[Figure record extracts]
:::::

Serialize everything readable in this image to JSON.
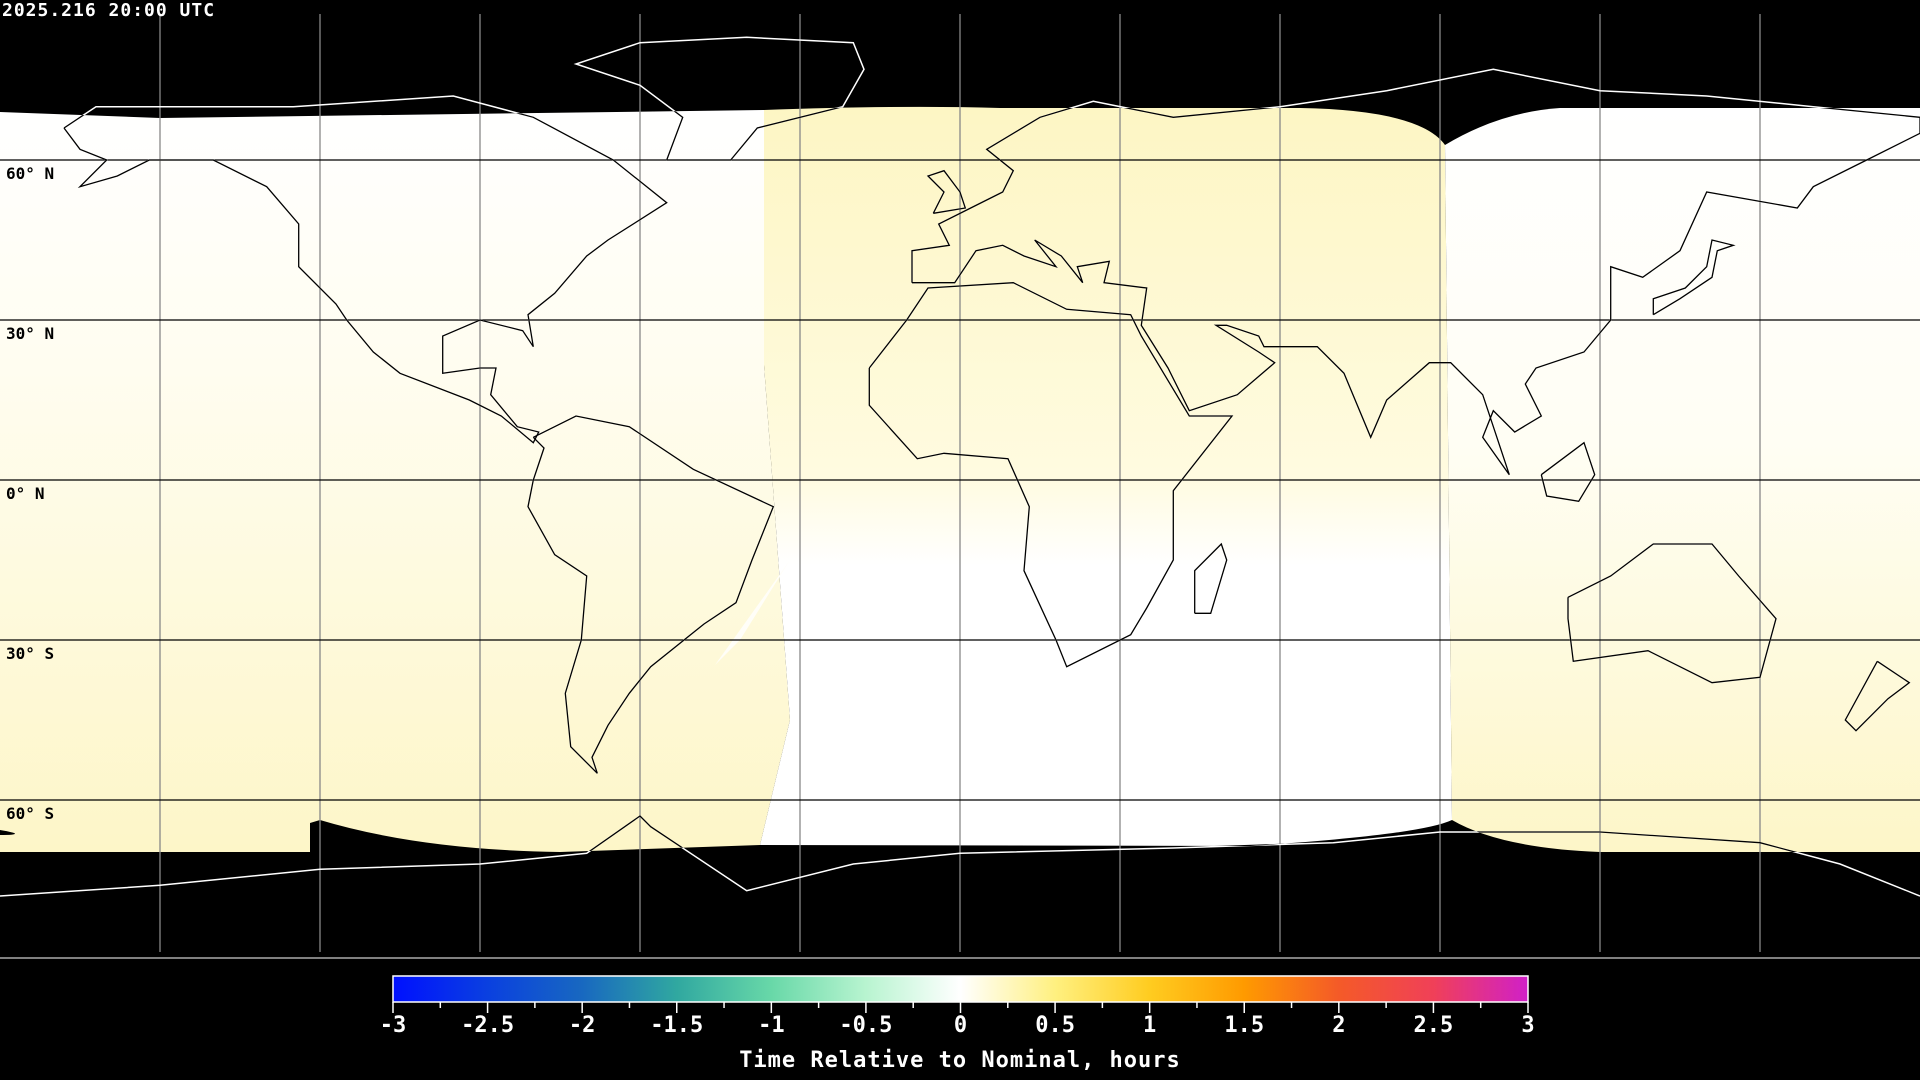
{
  "timestamp": "2025.216 20:00 UTC",
  "map": {
    "projection": "equirectangular",
    "lat_labels": [
      "60° N",
      "30° N",
      "0° N",
      "30° S",
      "60° S"
    ],
    "lat_values": [
      60,
      30,
      0,
      -30,
      -60
    ],
    "graticule_step_deg": 30,
    "colors": {
      "background": "#000000",
      "grid": "#000000",
      "coast_on_data": "#000000",
      "coast_on_nodata": "#ffffff",
      "low": "#fffef6",
      "high": "#fdf7c6"
    }
  },
  "colorbar": {
    "min": -3,
    "max": 3,
    "tick_labels": [
      "-3",
      "-2.5",
      "-2",
      "-1.5",
      "-1",
      "-0.5",
      "0",
      "0.5",
      "1",
      "1.5",
      "2",
      "2.5",
      "3"
    ],
    "title": "Time Relative to Nominal, hours",
    "stops": [
      {
        "v": -3,
        "c": "#0010ff"
      },
      {
        "v": -2.5,
        "c": "#0a40e0"
      },
      {
        "v": -2,
        "c": "#1868c0"
      },
      {
        "v": -1.5,
        "c": "#30a8a0"
      },
      {
        "v": -1,
        "c": "#68d8a8"
      },
      {
        "v": -0.5,
        "c": "#b8f4d0"
      },
      {
        "v": 0,
        "c": "#ffffff"
      },
      {
        "v": 0.5,
        "c": "#fff080"
      },
      {
        "v": 1,
        "c": "#ffcc20"
      },
      {
        "v": 1.5,
        "c": "#ff9a00"
      },
      {
        "v": 2,
        "c": "#f45a28"
      },
      {
        "v": 2.5,
        "c": "#f04058"
      },
      {
        "v": 3,
        "c": "#d020c8"
      }
    ]
  }
}
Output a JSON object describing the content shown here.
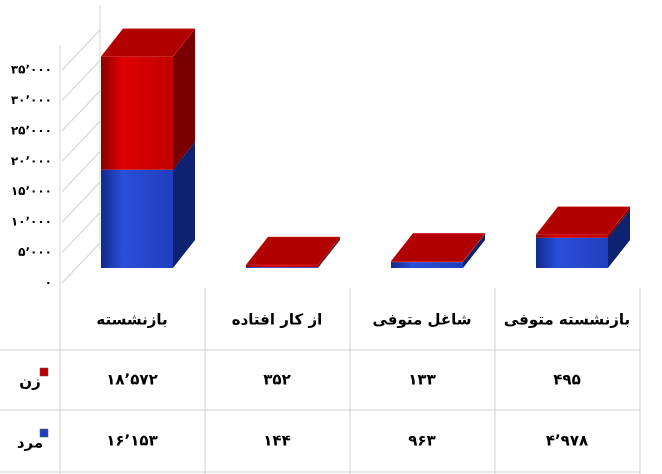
{
  "chart_data": {
    "type": "bar3d_stacked",
    "categories": [
      "بازنشسته",
      "از کار افتاده",
      "شاغل متوفی",
      "بازنشسته متوفی"
    ],
    "series": [
      {
        "name": "زن",
        "color": "#c00000",
        "values": [
          18572,
          352,
          133,
          495
        ],
        "value_labels": [
          "۱۸٬۵۷۲",
          "۳۵۲",
          "۱۳۳",
          "۴۹۵"
        ]
      },
      {
        "name": "مرد",
        "color": "#1f3fbf",
        "values": [
          16153,
          144,
          963,
          4978
        ],
        "value_labels": [
          "۱۶٬۱۵۳",
          "۱۴۴",
          "۹۶۳",
          "۴٬۹۷۸"
        ]
      }
    ],
    "ylim": [
      0,
      35000
    ],
    "yticks": [
      {
        "value": 0,
        "label": "۰"
      },
      {
        "value": 5000,
        "label": "۵٬۰۰۰"
      },
      {
        "value": 10000,
        "label": "۱۰٬۰۰۰"
      },
      {
        "value": 15000,
        "label": "۱۵٬۰۰۰"
      },
      {
        "value": 20000,
        "label": "۲۰٬۰۰۰"
      },
      {
        "value": 25000,
        "label": "۲۵٬۰۰۰"
      },
      {
        "value": 30000,
        "label": "۳۰٬۰۰۰"
      },
      {
        "value": 35000,
        "label": "۳۵٬۰۰۰"
      }
    ],
    "grid": true
  }
}
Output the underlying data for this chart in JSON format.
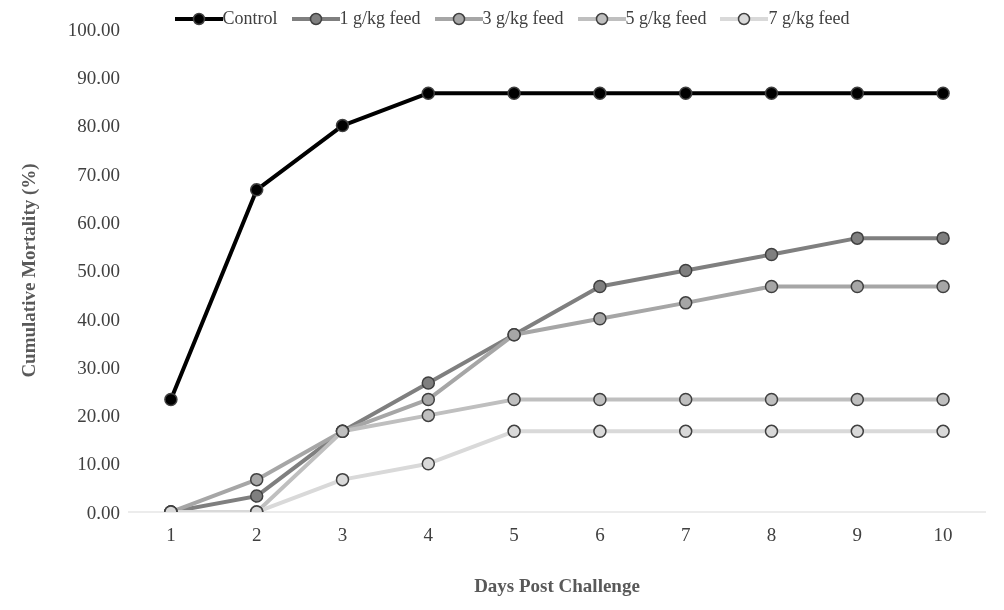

:::::

SET PROBLEM:
Select the lines from the entries that include the word "Output".

THE RESULT:
Output a JSON object describing the content shown here.
Output the underlying data for this chart in JSON format.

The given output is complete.